• **Record extracts**:
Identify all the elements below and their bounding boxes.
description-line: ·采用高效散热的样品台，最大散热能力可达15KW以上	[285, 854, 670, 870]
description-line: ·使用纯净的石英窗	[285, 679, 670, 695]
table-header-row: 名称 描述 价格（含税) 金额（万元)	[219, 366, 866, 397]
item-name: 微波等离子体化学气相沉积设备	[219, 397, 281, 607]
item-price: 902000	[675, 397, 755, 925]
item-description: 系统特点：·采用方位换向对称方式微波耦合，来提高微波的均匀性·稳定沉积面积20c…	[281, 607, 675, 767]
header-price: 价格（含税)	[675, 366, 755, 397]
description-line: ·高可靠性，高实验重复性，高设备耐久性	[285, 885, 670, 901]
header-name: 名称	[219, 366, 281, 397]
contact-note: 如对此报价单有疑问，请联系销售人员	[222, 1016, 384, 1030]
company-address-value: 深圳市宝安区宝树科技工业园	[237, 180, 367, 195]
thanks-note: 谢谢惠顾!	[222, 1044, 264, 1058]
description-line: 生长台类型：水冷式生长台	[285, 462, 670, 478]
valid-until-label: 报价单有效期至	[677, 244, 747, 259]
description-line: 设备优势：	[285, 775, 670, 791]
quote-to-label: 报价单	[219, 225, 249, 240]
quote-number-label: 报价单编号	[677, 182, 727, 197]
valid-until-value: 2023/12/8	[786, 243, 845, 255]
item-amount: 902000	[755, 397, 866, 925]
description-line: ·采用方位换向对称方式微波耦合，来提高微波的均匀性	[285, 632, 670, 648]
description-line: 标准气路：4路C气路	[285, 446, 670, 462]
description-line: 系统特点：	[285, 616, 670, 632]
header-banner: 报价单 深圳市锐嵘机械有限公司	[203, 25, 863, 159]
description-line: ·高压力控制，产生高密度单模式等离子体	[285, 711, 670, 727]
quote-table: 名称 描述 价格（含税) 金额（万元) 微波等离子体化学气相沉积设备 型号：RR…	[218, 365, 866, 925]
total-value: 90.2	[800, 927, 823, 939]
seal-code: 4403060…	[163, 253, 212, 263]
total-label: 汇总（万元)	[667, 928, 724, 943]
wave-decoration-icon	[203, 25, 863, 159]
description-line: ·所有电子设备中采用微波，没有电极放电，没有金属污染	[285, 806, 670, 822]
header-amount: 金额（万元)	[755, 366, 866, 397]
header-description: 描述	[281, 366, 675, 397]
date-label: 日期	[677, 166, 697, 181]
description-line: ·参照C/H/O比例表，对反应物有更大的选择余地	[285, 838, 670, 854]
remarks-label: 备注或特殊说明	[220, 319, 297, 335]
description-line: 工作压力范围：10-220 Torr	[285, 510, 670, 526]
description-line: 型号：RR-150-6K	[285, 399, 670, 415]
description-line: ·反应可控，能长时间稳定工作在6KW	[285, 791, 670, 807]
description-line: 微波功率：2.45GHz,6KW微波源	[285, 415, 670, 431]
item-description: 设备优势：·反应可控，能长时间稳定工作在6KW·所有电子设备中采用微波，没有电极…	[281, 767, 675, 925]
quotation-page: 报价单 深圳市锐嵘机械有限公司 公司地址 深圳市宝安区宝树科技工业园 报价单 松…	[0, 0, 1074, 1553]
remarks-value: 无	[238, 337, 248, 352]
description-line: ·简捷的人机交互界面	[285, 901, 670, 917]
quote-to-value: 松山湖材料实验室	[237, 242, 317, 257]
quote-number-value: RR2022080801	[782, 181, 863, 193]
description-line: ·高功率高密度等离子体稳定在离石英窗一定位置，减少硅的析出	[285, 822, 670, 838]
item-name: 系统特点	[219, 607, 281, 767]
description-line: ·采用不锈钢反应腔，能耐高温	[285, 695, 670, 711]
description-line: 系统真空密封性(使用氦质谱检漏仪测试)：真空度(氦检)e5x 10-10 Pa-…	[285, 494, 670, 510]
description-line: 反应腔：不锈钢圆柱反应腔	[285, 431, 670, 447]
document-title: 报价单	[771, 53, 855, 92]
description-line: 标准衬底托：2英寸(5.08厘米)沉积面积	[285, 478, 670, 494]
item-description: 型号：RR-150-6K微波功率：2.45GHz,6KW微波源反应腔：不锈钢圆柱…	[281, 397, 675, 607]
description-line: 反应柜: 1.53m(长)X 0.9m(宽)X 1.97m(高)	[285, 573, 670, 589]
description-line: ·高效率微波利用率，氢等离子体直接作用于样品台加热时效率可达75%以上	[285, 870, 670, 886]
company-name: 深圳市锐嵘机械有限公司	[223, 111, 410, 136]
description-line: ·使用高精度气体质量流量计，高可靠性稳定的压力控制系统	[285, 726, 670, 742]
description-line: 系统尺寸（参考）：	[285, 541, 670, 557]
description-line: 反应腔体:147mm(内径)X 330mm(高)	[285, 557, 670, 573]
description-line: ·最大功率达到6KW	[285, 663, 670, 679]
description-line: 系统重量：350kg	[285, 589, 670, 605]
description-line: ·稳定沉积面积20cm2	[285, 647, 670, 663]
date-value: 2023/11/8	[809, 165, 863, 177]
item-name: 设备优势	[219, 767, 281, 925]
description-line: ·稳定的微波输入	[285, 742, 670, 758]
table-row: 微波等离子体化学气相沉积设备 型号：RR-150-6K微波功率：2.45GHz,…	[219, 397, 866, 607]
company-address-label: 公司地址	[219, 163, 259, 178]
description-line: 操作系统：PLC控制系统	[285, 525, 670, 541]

• **Goal**: Copy every line of the material above, character for character.

• **Response below**:
Identify all the elements below and their bounding boxes.
description-line: ·采用高效散热的样品台，最大散热能力可达15KW以上	[285, 854, 670, 870]
description-line: ·使用纯净的石英窗	[285, 679, 670, 695]
table-header-row: 名称 描述 价格（含税) 金额（万元)	[219, 366, 866, 397]
item-name: 微波等离子体化学气相沉积设备	[219, 397, 281, 607]
item-price: 902000	[675, 397, 755, 925]
item-description: 系统特点：·采用方位换向对称方式微波耦合，来提高微波的均匀性·稳定沉积面积20c…	[281, 607, 675, 767]
header-price: 价格（含税)	[675, 366, 755, 397]
description-line: ·高可靠性，高实验重复性，高设备耐久性	[285, 885, 670, 901]
header-name: 名称	[219, 366, 281, 397]
contact-note: 如对此报价单有疑问，请联系销售人员	[222, 1016, 384, 1030]
company-address-value: 深圳市宝安区宝树科技工业园	[237, 180, 367, 195]
thanks-note: 谢谢惠顾!	[222, 1044, 264, 1058]
description-line: 生长台类型：水冷式生长台	[285, 462, 670, 478]
valid-until-label: 报价单有效期至	[677, 244, 747, 259]
description-line: 设备优势：	[285, 775, 670, 791]
quote-to-label: 报价单	[219, 225, 249, 240]
quote-number-label: 报价单编号	[677, 182, 727, 197]
valid-until-value: 2023/12/8	[786, 243, 845, 255]
item-amount: 902000	[755, 397, 866, 925]
description-line: ·采用方位换向对称方式微波耦合，来提高微波的均匀性	[285, 632, 670, 648]
description-line: 标准气路：4路C气路	[285, 446, 670, 462]
description-line: 系统特点：	[285, 616, 670, 632]
header-banner: 报价单 深圳市锐嵘机械有限公司	[203, 25, 863, 159]
description-line: ·高压力控制，产生高密度单模式等离子体	[285, 711, 670, 727]
quote-table: 名称 描述 价格（含税) 金额（万元) 微波等离子体化学气相沉积设备 型号：RR…	[218, 365, 866, 925]
total-value: 90.2	[800, 927, 823, 939]
seal-code: 4403060…	[163, 253, 212, 263]
total-label: 汇总（万元)	[667, 928, 724, 943]
wave-decoration-icon	[203, 25, 863, 159]
description-line: ·所有电子设备中采用微波，没有电极放电，没有金属污染	[285, 806, 670, 822]
header-amount: 金额（万元)	[755, 366, 866, 397]
header-description: 描述	[281, 366, 675, 397]
date-label: 日期	[677, 166, 697, 181]
description-line: ·参照C/H/O比例表，对反应物有更大的选择余地	[285, 838, 670, 854]
remarks-label: 备注或特殊说明	[220, 319, 297, 335]
description-line: 工作压力范围：10-220 Torr	[285, 510, 670, 526]
description-line: 型号：RR-150-6K	[285, 399, 670, 415]
description-line: ·反应可控，能长时间稳定工作在6KW	[285, 791, 670, 807]
description-line: 微波功率：2.45GHz,6KW微波源	[285, 415, 670, 431]
item-description: 设备优势：·反应可控，能长时间稳定工作在6KW·所有电子设备中采用微波，没有电极…	[281, 767, 675, 925]
quotation-page: 报价单 深圳市锐嵘机械有限公司 公司地址 深圳市宝安区宝树科技工业园 报价单 松…	[0, 0, 1074, 1553]
remarks-value: 无	[238, 337, 248, 352]
description-line: ·简捷的人机交互界面	[285, 901, 670, 917]
quote-to-value: 松山湖材料实验室	[237, 242, 317, 257]
quote-number-value: RR2022080801	[782, 181, 863, 193]
description-line: ·高功率高密度等离子体稳定在离石英窗一定位置，减少硅的析出	[285, 822, 670, 838]
item-name: 系统特点	[219, 607, 281, 767]
description-line: ·采用不锈钢反应腔，能耐高温	[285, 695, 670, 711]
description-line: 系统真空密封性(使用氦质谱检漏仪测试)：真空度(氦检)e5x 10-10 Pa-…	[285, 494, 670, 510]
description-line: 反应腔：不锈钢圆柱反应腔	[285, 431, 670, 447]
document-title: 报价单	[771, 53, 855, 92]
description-line: 标准衬底托：2英寸(5.08厘米)沉积面积	[285, 478, 670, 494]
item-description: 型号：RR-150-6K微波功率：2.45GHz,6KW微波源反应腔：不锈钢圆柱…	[281, 397, 675, 607]
description-line: 反应柜: 1.53m(长)X 0.9m(宽)X 1.97m(高)	[285, 573, 670, 589]
description-line: ·高效率微波利用率，氢等离子体直接作用于样品台加热时效率可达75%以上	[285, 870, 670, 886]
company-name: 深圳市锐嵘机械有限公司	[223, 111, 410, 136]
description-line: ·使用高精度气体质量流量计，高可靠性稳定的压力控制系统	[285, 726, 670, 742]
description-line: 系统尺寸（参考）：	[285, 541, 670, 557]
description-line: 反应腔体:147mm(内径)X 330mm(高)	[285, 557, 670, 573]
description-line: ·最大功率达到6KW	[285, 663, 670, 679]
description-line: 系统重量：350kg	[285, 589, 670, 605]
description-line: ·稳定沉积面积20cm2	[285, 647, 670, 663]
date-value: 2023/11/8	[809, 165, 863, 177]
item-name: 设备优势	[219, 767, 281, 925]
description-line: ·稳定的微波输入	[285, 742, 670, 758]
table-row: 微波等离子体化学气相沉积设备 型号：RR-150-6K微波功率：2.45GHz,…	[219, 397, 866, 607]
company-address-label: 公司地址	[219, 163, 259, 178]
description-line: 操作系统：PLC控制系统	[285, 525, 670, 541]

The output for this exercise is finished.